*Problem details*. Copy out the listing that follows, exact in every word, and skip the images.

══ Supplied data ══

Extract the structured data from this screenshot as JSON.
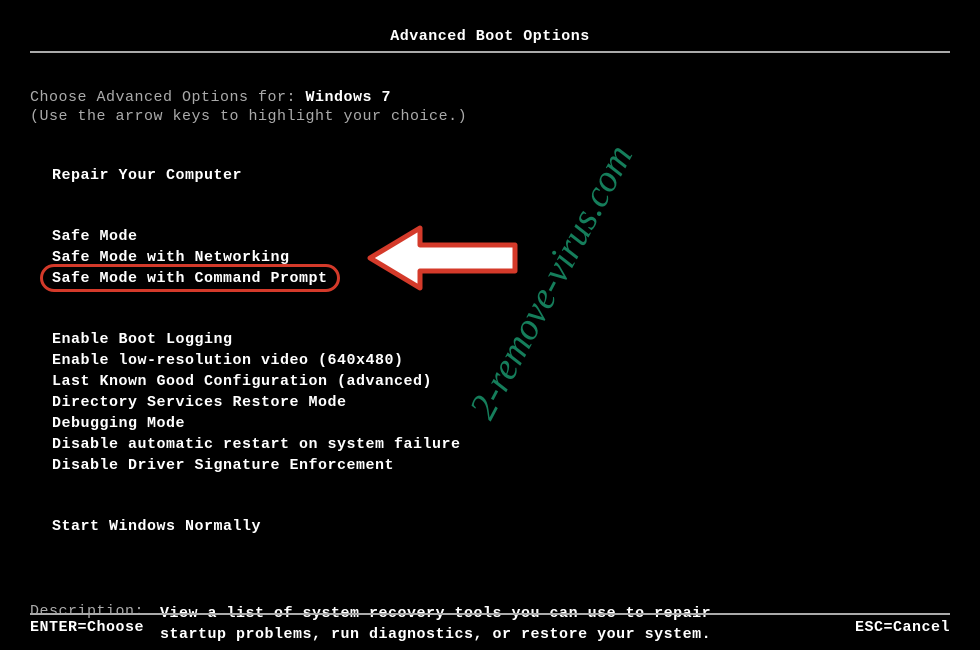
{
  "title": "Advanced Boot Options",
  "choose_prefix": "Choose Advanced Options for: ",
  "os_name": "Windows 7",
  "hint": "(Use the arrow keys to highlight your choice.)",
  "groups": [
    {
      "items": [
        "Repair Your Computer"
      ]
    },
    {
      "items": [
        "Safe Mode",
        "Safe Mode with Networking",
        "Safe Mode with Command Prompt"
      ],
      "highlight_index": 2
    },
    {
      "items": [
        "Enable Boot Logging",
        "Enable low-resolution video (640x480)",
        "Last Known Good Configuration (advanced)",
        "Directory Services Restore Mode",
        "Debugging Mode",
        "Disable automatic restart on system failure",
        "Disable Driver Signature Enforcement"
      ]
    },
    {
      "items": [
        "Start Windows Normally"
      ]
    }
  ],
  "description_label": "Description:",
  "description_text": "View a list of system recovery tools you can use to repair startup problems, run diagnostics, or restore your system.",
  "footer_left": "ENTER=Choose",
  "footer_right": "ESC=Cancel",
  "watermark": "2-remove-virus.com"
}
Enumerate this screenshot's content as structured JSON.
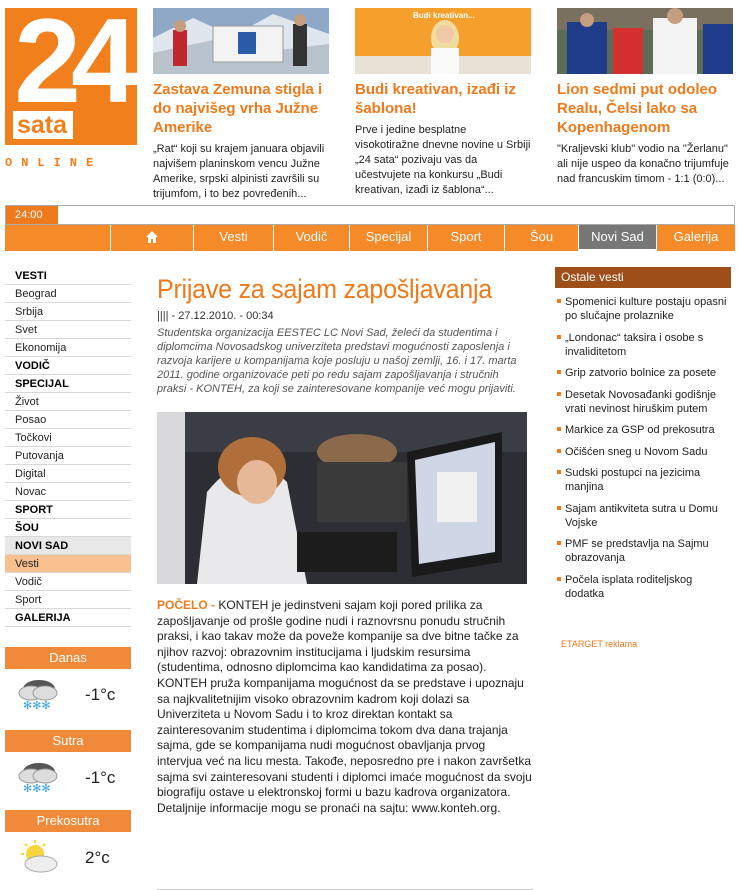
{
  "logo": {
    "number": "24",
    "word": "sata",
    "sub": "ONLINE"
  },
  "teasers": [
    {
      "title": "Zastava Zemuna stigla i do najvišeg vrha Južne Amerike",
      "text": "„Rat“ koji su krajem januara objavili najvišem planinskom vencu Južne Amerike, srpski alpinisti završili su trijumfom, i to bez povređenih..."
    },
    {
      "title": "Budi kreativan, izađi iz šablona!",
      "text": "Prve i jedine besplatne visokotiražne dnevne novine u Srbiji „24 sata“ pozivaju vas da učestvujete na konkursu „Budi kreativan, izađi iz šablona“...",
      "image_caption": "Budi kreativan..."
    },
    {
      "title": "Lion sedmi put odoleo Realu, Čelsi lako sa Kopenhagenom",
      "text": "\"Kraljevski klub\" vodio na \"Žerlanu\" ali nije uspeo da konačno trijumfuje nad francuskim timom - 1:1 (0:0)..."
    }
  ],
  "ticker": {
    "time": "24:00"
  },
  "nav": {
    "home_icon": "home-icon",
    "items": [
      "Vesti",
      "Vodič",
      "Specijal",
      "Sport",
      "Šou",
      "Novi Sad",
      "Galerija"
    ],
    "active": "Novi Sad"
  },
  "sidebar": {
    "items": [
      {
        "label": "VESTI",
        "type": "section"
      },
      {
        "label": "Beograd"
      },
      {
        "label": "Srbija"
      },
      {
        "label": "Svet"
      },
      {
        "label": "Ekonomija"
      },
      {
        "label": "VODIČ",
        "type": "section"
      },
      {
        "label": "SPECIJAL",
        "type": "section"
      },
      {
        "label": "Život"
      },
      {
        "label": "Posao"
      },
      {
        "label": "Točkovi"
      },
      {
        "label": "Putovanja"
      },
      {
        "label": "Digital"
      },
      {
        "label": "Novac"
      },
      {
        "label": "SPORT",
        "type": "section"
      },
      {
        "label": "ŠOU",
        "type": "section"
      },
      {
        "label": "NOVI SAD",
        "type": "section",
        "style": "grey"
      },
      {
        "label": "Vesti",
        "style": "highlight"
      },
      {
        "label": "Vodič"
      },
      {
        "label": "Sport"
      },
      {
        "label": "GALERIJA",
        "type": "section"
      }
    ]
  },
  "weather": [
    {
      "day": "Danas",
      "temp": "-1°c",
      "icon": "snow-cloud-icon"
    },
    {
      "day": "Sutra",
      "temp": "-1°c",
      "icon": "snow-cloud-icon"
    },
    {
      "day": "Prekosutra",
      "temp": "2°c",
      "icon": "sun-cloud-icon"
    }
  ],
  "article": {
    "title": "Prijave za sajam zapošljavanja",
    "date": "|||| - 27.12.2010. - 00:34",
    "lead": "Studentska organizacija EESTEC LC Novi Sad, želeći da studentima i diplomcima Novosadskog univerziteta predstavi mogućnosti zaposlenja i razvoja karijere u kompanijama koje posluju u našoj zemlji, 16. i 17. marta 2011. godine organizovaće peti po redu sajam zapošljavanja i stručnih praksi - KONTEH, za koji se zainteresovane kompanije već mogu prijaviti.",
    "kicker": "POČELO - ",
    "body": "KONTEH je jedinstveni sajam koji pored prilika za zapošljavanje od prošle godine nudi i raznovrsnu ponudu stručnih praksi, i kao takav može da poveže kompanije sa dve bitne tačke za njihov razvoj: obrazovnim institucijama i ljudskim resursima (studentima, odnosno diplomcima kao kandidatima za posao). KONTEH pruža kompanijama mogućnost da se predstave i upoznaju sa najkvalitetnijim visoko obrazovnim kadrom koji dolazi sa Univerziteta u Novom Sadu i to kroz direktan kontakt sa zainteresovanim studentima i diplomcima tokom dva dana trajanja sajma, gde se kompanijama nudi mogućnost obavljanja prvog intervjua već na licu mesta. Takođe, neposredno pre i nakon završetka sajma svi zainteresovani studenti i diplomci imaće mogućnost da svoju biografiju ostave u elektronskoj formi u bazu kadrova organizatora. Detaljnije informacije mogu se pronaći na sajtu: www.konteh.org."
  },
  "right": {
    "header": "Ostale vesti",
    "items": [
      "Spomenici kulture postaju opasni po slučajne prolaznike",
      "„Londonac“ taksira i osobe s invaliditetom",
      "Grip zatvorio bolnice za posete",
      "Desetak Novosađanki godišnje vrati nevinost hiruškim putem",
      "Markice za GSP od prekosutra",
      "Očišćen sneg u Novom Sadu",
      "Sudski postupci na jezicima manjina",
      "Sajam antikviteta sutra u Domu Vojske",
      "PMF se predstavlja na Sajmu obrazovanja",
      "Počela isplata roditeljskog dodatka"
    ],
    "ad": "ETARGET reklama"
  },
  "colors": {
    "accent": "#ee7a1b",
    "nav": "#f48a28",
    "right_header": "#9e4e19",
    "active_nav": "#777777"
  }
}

═══

*Solution below*.
Extract the structured data from this screenshot as JSON.
{
  "title": "Advanced Boot Options",
  "choose_prefix": "Choose Advanced Options for: ",
  "os_name": "Windows 7",
  "hint": "(Use the arrow keys to highlight your choice.)",
  "groups": [
    {
      "items": [
        "Repair Your Computer"
      ]
    },
    {
      "items": [
        "Safe Mode",
        "Safe Mode with Networking",
        "Safe Mode with Command Prompt"
      ],
      "highlight_index": 2
    },
    {
      "items": [
        "Enable Boot Logging",
        "Enable low-resolution video (640x480)",
        "Last Known Good Configuration (advanced)",
        "Directory Services Restore Mode",
        "Debugging Mode",
        "Disable automatic restart on system failure",
        "Disable Driver Signature Enforcement"
      ]
    },
    {
      "items": [
        "Start Windows Normally"
      ]
    }
  ],
  "description_label": "Description:",
  "description_text": "View a list of system recovery tools you can use to repair startup problems, run diagnostics, or restore your system.",
  "footer_left": "ENTER=Choose",
  "footer_right": "ESC=Cancel",
  "watermark": "2-remove-virus.com"
}
Enumerate this screenshot's content as structured JSON.
{
  "logo": {
    "number": "24",
    "word": "sata",
    "sub": "ONLINE"
  },
  "teasers": [
    {
      "title": "Zastava Zemuna stigla i do najvišeg vrha Južne Amerike",
      "text": "„Rat“ koji su krajem januara objavili najvišem planinskom vencu Južne Amerike, srpski alpinisti završili su trijumfom, i to bez povređenih..."
    },
    {
      "title": "Budi kreativan, izađi iz šablona!",
      "text": "Prve i jedine besplatne visokotiražne dnevne novine u Srbiji „24 sata“ pozivaju vas da učestvujete na konkursu „Budi kreativan, izađi iz šablona“...",
      "image_caption": "Budi kreativan..."
    },
    {
      "title": "Lion sedmi put odoleo Realu, Čelsi lako sa Kopenhagenom",
      "text": "\"Kraljevski klub\" vodio na \"Žerlanu\" ali nije uspeo da konačno trijumfuje nad francuskim timom - 1:1 (0:0)..."
    }
  ],
  "ticker": {
    "time": "24:00"
  },
  "nav": {
    "home_icon": "home-icon",
    "items": [
      "Vesti",
      "Vodič",
      "Specijal",
      "Sport",
      "Šou",
      "Novi Sad",
      "Galerija"
    ],
    "active": "Novi Sad"
  },
  "sidebar": {
    "items": [
      {
        "label": "VESTI",
        "type": "section"
      },
      {
        "label": "Beograd"
      },
      {
        "label": "Srbija"
      },
      {
        "label": "Svet"
      },
      {
        "label": "Ekonomija"
      },
      {
        "label": "VODIČ",
        "type": "section"
      },
      {
        "label": "SPECIJAL",
        "type": "section"
      },
      {
        "label": "Život"
      },
      {
        "label": "Posao"
      },
      {
        "label": "Točkovi"
      },
      {
        "label": "Putovanja"
      },
      {
        "label": "Digital"
      },
      {
        "label": "Novac"
      },
      {
        "label": "SPORT",
        "type": "section"
      },
      {
        "label": "ŠOU",
        "type": "section"
      },
      {
        "label": "NOVI SAD",
        "type": "section",
        "style": "grey"
      },
      {
        "label": "Vesti",
        "style": "highlight"
      },
      {
        "label": "Vodič"
      },
      {
        "label": "Sport"
      },
      {
        "label": "GALERIJA",
        "type": "section"
      }
    ]
  },
  "weather": [
    {
      "day": "Danas",
      "temp": "-1°c",
      "icon": "snow-cloud-icon"
    },
    {
      "day": "Sutra",
      "temp": "-1°c",
      "icon": "snow-cloud-icon"
    },
    {
      "day": "Prekosutra",
      "temp": "2°c",
      "icon": "sun-cloud-icon"
    }
  ],
  "article": {
    "title": "Prijave za sajam zapošljavanja",
    "date": "|||| - 27.12.2010. - 00:34",
    "lead": "Studentska organizacija EESTEC LC Novi Sad, želeći da studentima i diplomcima Novosadskog univerziteta predstavi mogućnosti zaposlenja i razvoja karijere u kompanijama koje posluju u našoj zemlji, 16. i 17. marta 2011. godine organizovaće peti po redu sajam zapošljavanja i stručnih praksi - KONTEH, za koji se zainteresovane kompanije već mogu prijaviti.",
    "kicker": "POČELO - ",
    "body": "KONTEH je jedinstveni sajam koji pored prilika za zapošljavanje od prošle godine nudi i raznovrsnu ponudu stručnih praksi, i kao takav može da poveže kompanije sa dve bitne tačke za njihov razvoj: obrazovnim institucijama i ljudskim resursima (studentima, odnosno diplomcima kao kandidatima za posao). KONTEH pruža kompanijama mogućnost da se predstave i upoznaju sa najkvalitetnijim visoko obrazovnim kadrom koji dolazi sa Univerziteta u Novom Sadu i to kroz direktan kontakt sa zainteresovanim studentima i diplomcima tokom dva dana trajanja sajma, gde se kompanijama nudi mogućnost obavljanja prvog intervjua već na licu mesta. Takođe, neposredno pre i nakon završetka sajma svi zainteresovani studenti i diplomci imaće mogućnost da svoju biografiju ostave u elektronskoj formi u bazu kadrova organizatora. Detaljnije informacije mogu se pronaći na sajtu: www.konteh.org."
  },
  "right": {
    "header": "Ostale vesti",
    "items": [
      "Spomenici kulture postaju opasni po slučajne prolaznike",
      "„Londonac“ taksira i osobe s invaliditetom",
      "Grip zatvorio bolnice za posete",
      "Desetak Novosađanki godišnje vrati nevinost hiruškim putem",
      "Markice za GSP od prekosutra",
      "Očišćen sneg u Novom Sadu",
      "Sudski postupci na jezicima manjina",
      "Sajam antikviteta sutra u Domu Vojske",
      "PMF se predstavlja na Sajmu obrazovanja",
      "Počela isplata roditeljskog dodatka"
    ],
    "ad": "ETARGET reklama"
  },
  "colors": {
    "accent": "#ee7a1b",
    "nav": "#f48a28",
    "right_header": "#9e4e19",
    "active_nav": "#777777"
  }
}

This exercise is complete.